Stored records
───

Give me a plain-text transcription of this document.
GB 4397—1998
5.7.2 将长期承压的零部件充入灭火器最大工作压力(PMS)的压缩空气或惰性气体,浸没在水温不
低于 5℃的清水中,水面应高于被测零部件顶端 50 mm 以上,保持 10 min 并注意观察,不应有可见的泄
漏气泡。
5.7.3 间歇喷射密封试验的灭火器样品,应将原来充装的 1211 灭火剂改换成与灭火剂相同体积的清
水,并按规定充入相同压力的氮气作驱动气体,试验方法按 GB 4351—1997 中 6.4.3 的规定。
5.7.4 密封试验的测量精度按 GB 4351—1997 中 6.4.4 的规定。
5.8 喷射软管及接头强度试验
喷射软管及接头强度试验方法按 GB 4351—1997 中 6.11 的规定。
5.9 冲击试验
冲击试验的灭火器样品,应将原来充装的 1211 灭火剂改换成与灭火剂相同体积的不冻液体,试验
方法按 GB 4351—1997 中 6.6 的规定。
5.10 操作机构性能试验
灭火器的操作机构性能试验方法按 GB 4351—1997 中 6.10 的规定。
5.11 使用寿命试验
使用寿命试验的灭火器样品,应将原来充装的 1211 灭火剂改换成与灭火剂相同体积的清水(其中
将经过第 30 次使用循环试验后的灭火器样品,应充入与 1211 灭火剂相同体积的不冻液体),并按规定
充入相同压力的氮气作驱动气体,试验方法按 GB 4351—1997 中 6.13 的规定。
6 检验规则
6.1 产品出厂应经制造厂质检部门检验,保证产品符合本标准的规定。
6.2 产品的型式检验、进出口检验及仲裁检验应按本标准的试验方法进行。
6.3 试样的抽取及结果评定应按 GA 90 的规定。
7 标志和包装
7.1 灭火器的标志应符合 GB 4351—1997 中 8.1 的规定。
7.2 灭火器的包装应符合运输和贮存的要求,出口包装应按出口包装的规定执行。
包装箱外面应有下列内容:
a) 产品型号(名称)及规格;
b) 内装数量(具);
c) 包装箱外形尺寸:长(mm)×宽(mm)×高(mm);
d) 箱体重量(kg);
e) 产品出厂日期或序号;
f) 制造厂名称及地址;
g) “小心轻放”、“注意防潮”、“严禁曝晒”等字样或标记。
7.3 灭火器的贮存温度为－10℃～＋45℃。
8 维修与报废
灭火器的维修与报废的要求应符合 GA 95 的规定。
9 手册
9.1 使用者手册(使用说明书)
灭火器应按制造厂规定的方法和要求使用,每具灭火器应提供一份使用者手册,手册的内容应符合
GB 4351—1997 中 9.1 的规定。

───

Problem statement → Reply with one number: the count of lines in the entries that include the word "应将原来充装的".

The answer → 3